**Bounding box annotations**
## Begin
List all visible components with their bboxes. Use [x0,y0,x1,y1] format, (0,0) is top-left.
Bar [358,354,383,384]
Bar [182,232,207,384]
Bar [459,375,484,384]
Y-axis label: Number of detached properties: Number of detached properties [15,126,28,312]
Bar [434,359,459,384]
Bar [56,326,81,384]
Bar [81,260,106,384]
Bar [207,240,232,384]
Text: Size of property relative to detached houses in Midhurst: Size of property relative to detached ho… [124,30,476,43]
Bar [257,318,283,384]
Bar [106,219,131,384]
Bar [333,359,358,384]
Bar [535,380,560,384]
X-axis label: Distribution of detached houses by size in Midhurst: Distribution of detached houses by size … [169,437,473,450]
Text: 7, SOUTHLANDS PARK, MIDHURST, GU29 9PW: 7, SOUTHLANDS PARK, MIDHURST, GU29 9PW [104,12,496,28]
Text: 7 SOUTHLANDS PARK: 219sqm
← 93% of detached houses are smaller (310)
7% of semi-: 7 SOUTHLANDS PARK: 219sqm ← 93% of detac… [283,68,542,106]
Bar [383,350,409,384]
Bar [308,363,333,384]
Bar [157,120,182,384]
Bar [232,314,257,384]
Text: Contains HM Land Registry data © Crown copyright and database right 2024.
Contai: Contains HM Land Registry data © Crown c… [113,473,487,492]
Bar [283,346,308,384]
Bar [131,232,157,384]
## End
**Goal**
Render every line of the items above as a JSON list of strings, one string per line, leaving out any blank lines.

**Response below**
[
  "List all visible components with their bboxes. Use [x0,y0,x1,y1] format, (0,0) is top-left.",
  "Bar [358,354,383,384]",
  "Bar [182,232,207,384]",
  "Bar [459,375,484,384]",
  "Y-axis label: Number of detached properties: Number of detached properties [15,126,28,312]",
  "Bar [434,359,459,384]",
  "Bar [56,326,81,384]",
  "Bar [81,260,106,384]",
  "Bar [207,240,232,384]",
  "Text: Size of property relative to detached houses in Midhurst: Size of property relative to detached ho… [124,30,476,43]",
  "Bar [257,318,283,384]",
  "Bar [106,219,131,384]",
  "Bar [333,359,358,384]",
  "Bar [535,380,560,384]",
  "X-axis label: Distribution of detached houses by size in Midhurst: Distribution of detached houses by size … [169,437,473,450]",
  "Text: 7, SOUTHLANDS PARK, MIDHURST, GU29 9PW: 7, SOUTHLANDS PARK, MIDHURST, GU29 9PW [104,12,496,28]",
  "Text: 7 SOUTHLANDS PARK: 219sqm",
  "← 93% of detached houses are smaller (310)",
  "7% of semi-: 7 SOUTHLANDS PARK: 219sqm ← 93% of detac… [283,68,542,106]",
  "Bar [383,350,409,384]",
  "Bar [308,363,333,384]",
  "Bar [157,120,182,384]",
  "Bar [232,314,257,384]",
  "Text: Contains HM Land Registry data © Crown copyright and database right 2024.",
  "Contai: Contains HM Land Registry data © Crown c… [113,473,487,492]",
  "Bar [283,346,308,384]",
  "Bar [131,232,157,384]"
]